### Given exercise
Reproduce each line exactly, including spacing and punctuation.

Saved entries
++++++

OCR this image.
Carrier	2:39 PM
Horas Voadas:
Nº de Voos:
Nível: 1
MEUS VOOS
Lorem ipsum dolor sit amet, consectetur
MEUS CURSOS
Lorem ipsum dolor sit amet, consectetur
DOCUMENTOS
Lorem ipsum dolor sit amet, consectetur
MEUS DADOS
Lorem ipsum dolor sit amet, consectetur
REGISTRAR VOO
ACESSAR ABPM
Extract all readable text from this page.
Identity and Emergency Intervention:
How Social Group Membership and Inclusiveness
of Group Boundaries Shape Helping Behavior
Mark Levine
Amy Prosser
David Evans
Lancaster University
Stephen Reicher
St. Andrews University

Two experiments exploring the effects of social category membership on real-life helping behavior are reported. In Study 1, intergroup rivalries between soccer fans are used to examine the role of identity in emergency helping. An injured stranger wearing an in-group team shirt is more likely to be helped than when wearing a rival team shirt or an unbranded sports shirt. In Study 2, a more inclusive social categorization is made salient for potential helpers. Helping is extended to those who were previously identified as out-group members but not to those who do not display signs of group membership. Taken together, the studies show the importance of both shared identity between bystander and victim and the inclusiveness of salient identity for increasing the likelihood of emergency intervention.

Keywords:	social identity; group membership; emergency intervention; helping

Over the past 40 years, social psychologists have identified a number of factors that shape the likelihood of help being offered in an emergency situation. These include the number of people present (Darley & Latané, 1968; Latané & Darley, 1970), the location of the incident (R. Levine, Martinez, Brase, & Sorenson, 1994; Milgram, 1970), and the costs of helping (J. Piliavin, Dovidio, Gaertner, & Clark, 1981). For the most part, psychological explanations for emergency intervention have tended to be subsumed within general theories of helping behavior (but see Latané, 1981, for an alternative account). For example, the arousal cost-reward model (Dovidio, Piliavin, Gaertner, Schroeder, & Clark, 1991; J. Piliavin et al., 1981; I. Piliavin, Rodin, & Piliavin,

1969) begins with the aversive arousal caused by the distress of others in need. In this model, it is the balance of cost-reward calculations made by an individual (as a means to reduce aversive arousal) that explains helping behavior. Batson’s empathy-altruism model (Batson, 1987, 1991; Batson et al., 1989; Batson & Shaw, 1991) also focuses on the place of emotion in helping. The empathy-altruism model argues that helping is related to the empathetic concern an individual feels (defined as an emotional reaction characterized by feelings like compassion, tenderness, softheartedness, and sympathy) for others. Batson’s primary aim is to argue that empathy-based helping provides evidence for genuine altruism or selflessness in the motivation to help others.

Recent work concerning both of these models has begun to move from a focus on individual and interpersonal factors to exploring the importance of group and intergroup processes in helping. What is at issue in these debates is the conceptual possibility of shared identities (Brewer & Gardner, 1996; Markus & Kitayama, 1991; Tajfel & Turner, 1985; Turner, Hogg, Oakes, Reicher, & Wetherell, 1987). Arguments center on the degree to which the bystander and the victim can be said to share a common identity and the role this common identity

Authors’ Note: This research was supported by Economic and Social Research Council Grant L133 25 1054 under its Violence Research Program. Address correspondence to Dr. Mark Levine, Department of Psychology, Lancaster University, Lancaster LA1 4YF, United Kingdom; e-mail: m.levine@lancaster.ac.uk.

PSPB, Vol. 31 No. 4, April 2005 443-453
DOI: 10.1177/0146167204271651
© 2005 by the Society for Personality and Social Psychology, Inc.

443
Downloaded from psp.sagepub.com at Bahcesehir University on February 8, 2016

++++++

### Solution
OCR this image.
Carrier	2:39 PM
Horas Voadas:
Nº de Voos:
Nível: 1
MEUS VOOS
Lorem ipsum dolor sit amet, consectetur
MEUS CURSOS
Lorem ipsum dolor sit amet, consectetur
DOCUMENTOS
Lorem ipsum dolor sit amet, consectetur
MEUS DADOS
Lorem ipsum dolor sit amet, consectetur
REGISTRAR VOO
ACESSAR ABPM
Extract all readable text from this page.
Identity and Emergency Intervention:
How Social Group Membership and Inclusiveness
of Group Boundaries Shape Helping Behavior
Mark Levine
Amy Prosser
David Evans
Lancaster University
Stephen Reicher
St. Andrews University

Two experiments exploring the effects of social category membership on real-life helping behavior are reported. In Study 1, intergroup rivalries between soccer fans are used to examine the role of identity in emergency helping. An injured stranger wearing an in-group team shirt is more likely to be helped than when wearing a rival team shirt or an unbranded sports shirt. In Study 2, a more inclusive social categorization is made salient for potential helpers. Helping is extended to those who were previously identified as out-group members but not to those who do not display signs of group membership. Taken together, the studies show the importance of both shared identity between bystander and victim and the inclusiveness of salient identity for increasing the likelihood of emergency intervention.

Keywords:	social identity; group membership; emergency intervention; helping

Over the past 40 years, social psychologists have identified a number of factors that shape the likelihood of help being offered in an emergency situation. These include the number of people present (Darley & Latané, 1968; Latané & Darley, 1970), the location of the incident (R. Levine, Martinez, Brase, & Sorenson, 1994; Milgram, 1970), and the costs of helping (J. Piliavin, Dovidio, Gaertner, & Clark, 1981). For the most part, psychological explanations for emergency intervention have tended to be subsumed within general theories of helping behavior (but see Latané, 1981, for an alternative account). For example, the arousal cost-reward model (Dovidio, Piliavin, Gaertner, Schroeder, & Clark, 1991; J. Piliavin et al., 1981; I. Piliavin, Rodin, & Piliavin,

1969) begins with the aversive arousal caused by the distress of others in need. In this model, it is the balance of cost-reward calculations made by an individual (as a means to reduce aversive arousal) that explains helping behavior. Batson’s empathy-altruism model (Batson, 1987, 1991; Batson et al., 1989; Batson & Shaw, 1991) also focuses on the place of emotion in helping. The empathy-altruism model argues that helping is related to the empathetic concern an individual feels (defined as an emotional reaction characterized by feelings like compassion, tenderness, softheartedness, and sympathy) for others. Batson’s primary aim is to argue that empathy-based helping provides evidence for genuine altruism or selflessness in the motivation to help others.

Recent work concerning both of these models has begun to move from a focus on individual and interpersonal factors to exploring the importance of group and intergroup processes in helping. What is at issue in these debates is the conceptual possibility of shared identities (Brewer & Gardner, 1996; Markus & Kitayama, 1991; Tajfel & Turner, 1985; Turner, Hogg, Oakes, Reicher, & Wetherell, 1987). Arguments center on the degree to which the bystander and the victim can be said to share a common identity and the role this common identity

Authors’ Note: This research was supported by Economic and Social Research Council Grant L133 25 1054 under its Violence Research Program. Address correspondence to Dr. Mark Levine, Department of Psychology, Lancaster University, Lancaster LA1 4YF, United Kingdom; e-mail: m.levine@lancaster.ac.uk.

PSPB, Vol. 31 No. 4, April 2005 443-453
DOI: 10.1177/0146167204271651
© 2005 by the Society for Personality and Social Psychology, Inc.

443
Downloaded from psp.sagepub.com at Bahcesehir University on February 8, 2016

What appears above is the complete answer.